Trecho selecionado:
'''

O LAGO DE CORUPUTUBA

A foto acima obtive em 1967 com a minha antiga Bieka. É o lago da Fazenda Coruputuba, em Pindamonhangaba.

domingo, 21 de junho de 2020

INDEFESOS


De tanto ler e ouvir histórias de ilhas perdidas e recantos secretos na mata, os dois meninos inventaram de fugir de casa de noite e ir morar no bambuzal. Nem tinham ideia da profundidade do bambuzal. Passavam por ali todo dia, para ir buscar leite na fazenda.

Lugar bonito. Uma estrada sobre o aterro que ampara a Lagoa. Do outro lado, um bambuzal que ampara o aterro. Uns dez metros de largura, essa plantação de bambus, segurando o declive. Para os meninos, parecia uma selva.

Oito anos e seis anos. Oito anos era o Zaga. Eu, tinha seis anos e era bem miúdo. Não havia motivo nenhum para fugir de casa. E nunca faríamos isto. Sair na rua à noite! E onde íamos morar? Tudo fantasia, para incrementar as conversas noturnas, como ia ser emocionante.

Começamos, porém, a tomar providências, como se fosse tudo de verdade. Ajuntamos tábuas, umas duas, alguns pregos tortos e enferrujados -- mas nós nem sabíamos manejar um martelo!. Cada um queria fazer mais bonito. Olha, guardei esse pedaço de pão do café de hoje! Ah, e eu apanhei estas ameixas, meio verdes, para a gente levar.

'''

(Registros de onde os elementos aparecem)
'''

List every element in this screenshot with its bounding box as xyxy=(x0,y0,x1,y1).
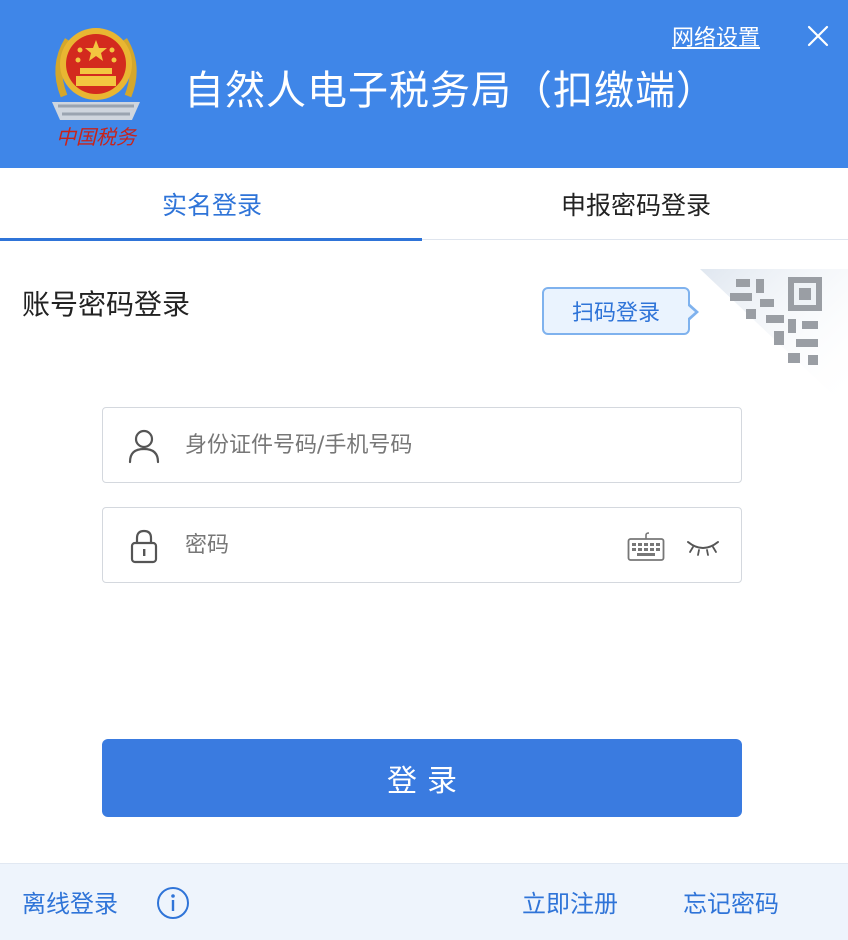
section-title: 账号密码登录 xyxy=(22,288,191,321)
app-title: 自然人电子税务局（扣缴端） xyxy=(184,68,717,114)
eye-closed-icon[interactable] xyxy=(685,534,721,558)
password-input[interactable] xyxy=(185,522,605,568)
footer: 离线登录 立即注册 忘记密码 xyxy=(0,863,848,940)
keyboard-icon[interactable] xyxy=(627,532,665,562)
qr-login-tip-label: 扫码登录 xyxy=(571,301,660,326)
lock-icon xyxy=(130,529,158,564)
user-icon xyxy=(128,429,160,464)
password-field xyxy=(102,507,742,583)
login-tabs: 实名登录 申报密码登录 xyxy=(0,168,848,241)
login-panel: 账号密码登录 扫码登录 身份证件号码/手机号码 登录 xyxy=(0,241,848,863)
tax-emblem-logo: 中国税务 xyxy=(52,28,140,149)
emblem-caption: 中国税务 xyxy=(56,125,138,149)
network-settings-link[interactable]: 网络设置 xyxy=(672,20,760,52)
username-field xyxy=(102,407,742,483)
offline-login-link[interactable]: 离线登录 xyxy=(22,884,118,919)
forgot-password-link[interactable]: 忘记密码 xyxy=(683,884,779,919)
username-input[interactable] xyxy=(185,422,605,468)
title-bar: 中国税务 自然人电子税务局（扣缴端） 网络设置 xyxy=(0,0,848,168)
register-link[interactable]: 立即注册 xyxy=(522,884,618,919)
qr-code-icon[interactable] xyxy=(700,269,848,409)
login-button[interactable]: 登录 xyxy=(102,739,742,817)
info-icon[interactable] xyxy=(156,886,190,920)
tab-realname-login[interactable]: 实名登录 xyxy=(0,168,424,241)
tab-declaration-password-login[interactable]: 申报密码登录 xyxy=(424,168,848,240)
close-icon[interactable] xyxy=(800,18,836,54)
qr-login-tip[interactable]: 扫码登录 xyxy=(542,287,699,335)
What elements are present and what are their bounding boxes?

'''
'''

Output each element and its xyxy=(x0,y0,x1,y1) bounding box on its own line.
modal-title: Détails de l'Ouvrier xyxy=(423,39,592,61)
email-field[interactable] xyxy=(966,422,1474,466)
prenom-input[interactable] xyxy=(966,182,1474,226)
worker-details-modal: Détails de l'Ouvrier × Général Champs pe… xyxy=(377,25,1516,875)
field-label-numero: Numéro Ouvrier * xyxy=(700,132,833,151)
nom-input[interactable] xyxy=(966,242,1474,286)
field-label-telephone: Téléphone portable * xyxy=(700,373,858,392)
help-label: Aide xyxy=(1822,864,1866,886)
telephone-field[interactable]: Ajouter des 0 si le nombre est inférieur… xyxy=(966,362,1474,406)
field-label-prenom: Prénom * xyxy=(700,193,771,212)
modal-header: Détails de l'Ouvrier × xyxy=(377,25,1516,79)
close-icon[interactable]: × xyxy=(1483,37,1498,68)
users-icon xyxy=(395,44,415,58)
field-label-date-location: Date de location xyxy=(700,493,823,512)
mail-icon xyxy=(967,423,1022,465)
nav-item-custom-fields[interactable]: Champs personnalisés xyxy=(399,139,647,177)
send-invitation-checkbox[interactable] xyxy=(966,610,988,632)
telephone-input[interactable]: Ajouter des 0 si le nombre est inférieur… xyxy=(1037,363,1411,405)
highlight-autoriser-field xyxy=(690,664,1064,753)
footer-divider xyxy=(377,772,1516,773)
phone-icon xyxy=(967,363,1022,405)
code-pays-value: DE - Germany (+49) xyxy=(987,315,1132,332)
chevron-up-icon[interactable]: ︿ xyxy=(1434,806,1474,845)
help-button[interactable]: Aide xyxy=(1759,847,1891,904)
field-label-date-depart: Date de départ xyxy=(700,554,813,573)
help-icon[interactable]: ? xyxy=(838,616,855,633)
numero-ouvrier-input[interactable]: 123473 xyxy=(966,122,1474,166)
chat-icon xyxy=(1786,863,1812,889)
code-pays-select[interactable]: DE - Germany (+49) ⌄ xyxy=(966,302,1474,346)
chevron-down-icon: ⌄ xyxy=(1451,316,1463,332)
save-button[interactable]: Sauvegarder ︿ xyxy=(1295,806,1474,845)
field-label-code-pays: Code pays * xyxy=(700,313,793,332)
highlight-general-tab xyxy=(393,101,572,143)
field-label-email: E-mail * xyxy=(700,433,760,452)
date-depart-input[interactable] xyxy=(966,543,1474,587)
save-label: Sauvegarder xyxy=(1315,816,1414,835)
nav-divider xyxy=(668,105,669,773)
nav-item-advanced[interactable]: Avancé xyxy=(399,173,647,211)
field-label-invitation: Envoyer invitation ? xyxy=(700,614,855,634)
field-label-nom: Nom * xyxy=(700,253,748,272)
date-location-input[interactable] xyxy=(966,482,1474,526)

'''
'''

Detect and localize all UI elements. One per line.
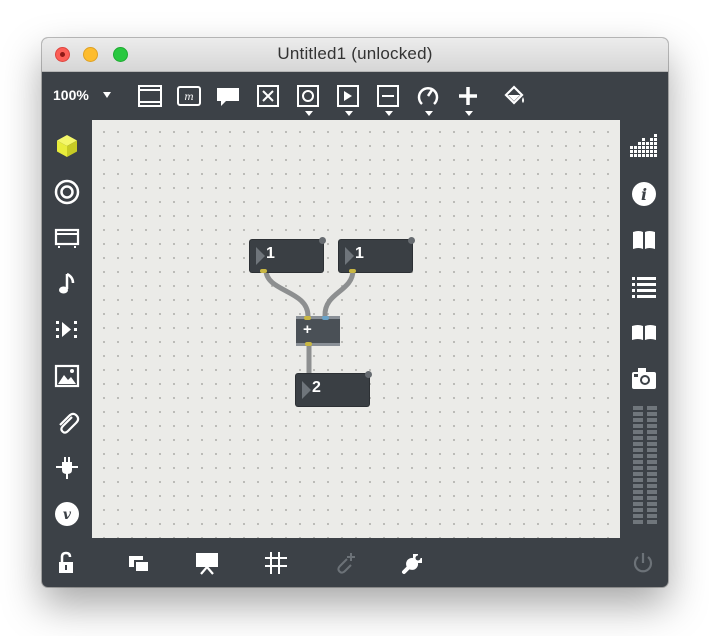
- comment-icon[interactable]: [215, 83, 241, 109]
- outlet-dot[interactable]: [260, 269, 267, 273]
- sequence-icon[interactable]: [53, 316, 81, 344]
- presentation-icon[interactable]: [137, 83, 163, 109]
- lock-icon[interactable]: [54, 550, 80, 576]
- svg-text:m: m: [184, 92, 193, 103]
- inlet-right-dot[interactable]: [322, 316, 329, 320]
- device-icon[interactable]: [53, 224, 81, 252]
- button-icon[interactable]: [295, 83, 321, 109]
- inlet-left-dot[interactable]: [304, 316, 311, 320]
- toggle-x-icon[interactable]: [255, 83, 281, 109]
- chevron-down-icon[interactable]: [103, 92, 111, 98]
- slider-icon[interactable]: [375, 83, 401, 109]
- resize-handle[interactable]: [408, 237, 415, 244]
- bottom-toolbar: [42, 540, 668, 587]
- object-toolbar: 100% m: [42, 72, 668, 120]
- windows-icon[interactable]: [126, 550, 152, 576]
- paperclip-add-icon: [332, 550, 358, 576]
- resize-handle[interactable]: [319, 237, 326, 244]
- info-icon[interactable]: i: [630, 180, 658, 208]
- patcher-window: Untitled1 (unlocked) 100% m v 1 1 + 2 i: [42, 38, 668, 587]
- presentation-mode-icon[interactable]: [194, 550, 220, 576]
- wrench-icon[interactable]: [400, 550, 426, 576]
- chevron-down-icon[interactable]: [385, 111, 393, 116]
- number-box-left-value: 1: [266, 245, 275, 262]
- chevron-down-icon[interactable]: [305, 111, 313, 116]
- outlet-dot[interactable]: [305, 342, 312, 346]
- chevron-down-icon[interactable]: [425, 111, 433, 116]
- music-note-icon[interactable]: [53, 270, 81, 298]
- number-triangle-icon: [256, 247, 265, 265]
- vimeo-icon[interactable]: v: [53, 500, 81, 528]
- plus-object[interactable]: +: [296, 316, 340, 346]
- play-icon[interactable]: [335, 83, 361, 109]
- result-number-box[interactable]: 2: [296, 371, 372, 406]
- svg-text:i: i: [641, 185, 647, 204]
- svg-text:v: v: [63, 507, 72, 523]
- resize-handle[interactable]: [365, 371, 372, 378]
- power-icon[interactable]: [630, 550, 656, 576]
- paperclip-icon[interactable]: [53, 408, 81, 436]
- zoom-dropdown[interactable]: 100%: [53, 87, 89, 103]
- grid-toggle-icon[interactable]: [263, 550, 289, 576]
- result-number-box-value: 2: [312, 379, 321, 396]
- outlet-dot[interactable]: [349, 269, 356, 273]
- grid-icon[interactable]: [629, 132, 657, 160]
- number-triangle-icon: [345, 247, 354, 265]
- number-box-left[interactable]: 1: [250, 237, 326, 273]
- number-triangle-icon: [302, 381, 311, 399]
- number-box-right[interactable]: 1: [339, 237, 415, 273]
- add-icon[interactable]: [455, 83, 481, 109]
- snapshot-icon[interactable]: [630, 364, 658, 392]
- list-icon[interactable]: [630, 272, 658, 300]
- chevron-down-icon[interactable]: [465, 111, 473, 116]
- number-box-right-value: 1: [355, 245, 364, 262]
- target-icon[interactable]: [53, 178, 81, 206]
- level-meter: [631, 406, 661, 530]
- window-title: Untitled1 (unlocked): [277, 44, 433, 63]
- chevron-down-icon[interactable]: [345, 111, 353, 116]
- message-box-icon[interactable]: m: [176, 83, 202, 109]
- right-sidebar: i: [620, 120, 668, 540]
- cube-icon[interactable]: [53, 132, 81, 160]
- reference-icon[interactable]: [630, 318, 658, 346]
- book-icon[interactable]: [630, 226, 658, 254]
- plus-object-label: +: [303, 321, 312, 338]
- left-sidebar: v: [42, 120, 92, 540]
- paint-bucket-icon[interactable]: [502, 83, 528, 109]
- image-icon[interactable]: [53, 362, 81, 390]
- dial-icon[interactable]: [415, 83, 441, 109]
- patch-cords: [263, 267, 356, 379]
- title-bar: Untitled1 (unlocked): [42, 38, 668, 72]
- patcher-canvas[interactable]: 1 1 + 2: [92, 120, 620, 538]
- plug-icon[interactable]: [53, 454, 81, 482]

'''

Objetivo:
Qual era a idade do Zaga, segundo o trecho selecionado?

Solução do exercício:
Oito anos.